__Input__.

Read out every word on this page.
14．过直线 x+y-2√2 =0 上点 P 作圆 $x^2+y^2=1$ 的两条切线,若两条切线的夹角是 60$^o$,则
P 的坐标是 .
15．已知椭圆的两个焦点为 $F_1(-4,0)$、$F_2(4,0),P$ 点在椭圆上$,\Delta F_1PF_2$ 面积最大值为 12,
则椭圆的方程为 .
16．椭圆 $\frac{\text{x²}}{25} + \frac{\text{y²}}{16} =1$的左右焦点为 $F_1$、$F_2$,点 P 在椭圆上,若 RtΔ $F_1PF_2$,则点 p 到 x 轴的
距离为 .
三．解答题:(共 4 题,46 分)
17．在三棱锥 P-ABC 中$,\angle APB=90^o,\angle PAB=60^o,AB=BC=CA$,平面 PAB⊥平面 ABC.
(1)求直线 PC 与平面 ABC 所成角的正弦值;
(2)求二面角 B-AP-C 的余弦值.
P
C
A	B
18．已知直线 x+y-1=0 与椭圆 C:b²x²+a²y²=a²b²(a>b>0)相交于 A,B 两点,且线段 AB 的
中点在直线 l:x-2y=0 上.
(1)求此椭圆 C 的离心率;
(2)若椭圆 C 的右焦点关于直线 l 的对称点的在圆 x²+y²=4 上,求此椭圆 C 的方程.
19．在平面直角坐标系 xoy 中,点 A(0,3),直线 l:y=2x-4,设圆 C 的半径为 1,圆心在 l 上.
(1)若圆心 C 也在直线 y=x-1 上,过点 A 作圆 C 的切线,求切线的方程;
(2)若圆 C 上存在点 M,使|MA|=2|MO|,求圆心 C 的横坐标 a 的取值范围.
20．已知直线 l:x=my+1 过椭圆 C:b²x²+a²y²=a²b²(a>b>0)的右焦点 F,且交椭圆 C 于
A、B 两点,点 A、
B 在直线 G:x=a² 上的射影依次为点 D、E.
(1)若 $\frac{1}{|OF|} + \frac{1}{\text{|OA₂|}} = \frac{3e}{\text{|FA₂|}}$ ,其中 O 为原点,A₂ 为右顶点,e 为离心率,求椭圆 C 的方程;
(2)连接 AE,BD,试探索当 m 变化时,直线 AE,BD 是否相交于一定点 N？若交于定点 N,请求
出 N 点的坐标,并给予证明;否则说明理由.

==

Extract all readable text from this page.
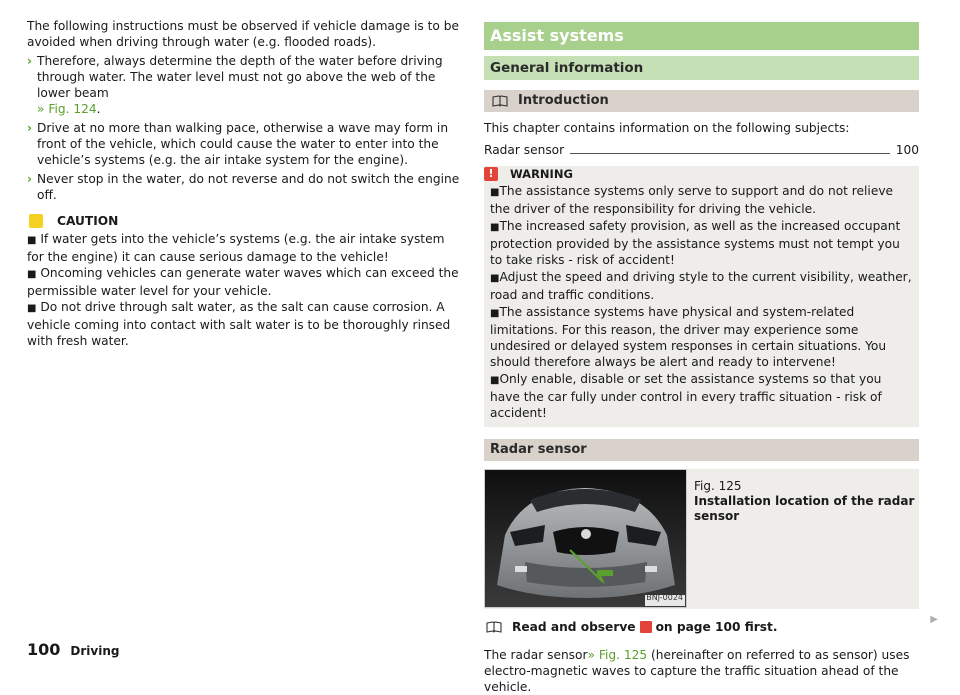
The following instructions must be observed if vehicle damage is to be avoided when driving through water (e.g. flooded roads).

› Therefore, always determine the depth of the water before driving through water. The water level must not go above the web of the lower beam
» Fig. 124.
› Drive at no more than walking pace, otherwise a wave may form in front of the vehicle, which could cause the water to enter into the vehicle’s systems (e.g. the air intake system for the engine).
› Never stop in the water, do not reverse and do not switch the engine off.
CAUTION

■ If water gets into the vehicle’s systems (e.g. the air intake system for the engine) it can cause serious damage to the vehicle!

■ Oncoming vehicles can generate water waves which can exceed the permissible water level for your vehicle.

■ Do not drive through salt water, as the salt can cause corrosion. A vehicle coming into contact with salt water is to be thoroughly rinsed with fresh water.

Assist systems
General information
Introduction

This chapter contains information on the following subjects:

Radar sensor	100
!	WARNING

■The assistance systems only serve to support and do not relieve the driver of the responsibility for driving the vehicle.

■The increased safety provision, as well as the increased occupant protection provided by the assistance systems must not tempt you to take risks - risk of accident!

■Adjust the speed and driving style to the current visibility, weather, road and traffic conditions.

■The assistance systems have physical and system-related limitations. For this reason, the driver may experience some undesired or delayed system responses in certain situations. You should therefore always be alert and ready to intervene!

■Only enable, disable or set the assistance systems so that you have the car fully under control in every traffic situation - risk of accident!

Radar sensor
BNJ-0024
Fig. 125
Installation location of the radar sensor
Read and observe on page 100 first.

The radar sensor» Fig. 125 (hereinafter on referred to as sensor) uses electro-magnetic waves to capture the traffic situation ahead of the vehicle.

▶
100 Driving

__Task objective__.
Return every line holding the word "求此椭圆" from the records.

__Response to the exercise__.
(1)求此椭圆 C 的离心率;
(2)若椭圆 C 的右焦点关于直线 l 的对称点的在圆 x²+y²=4 上,求此椭圆 C 的方程.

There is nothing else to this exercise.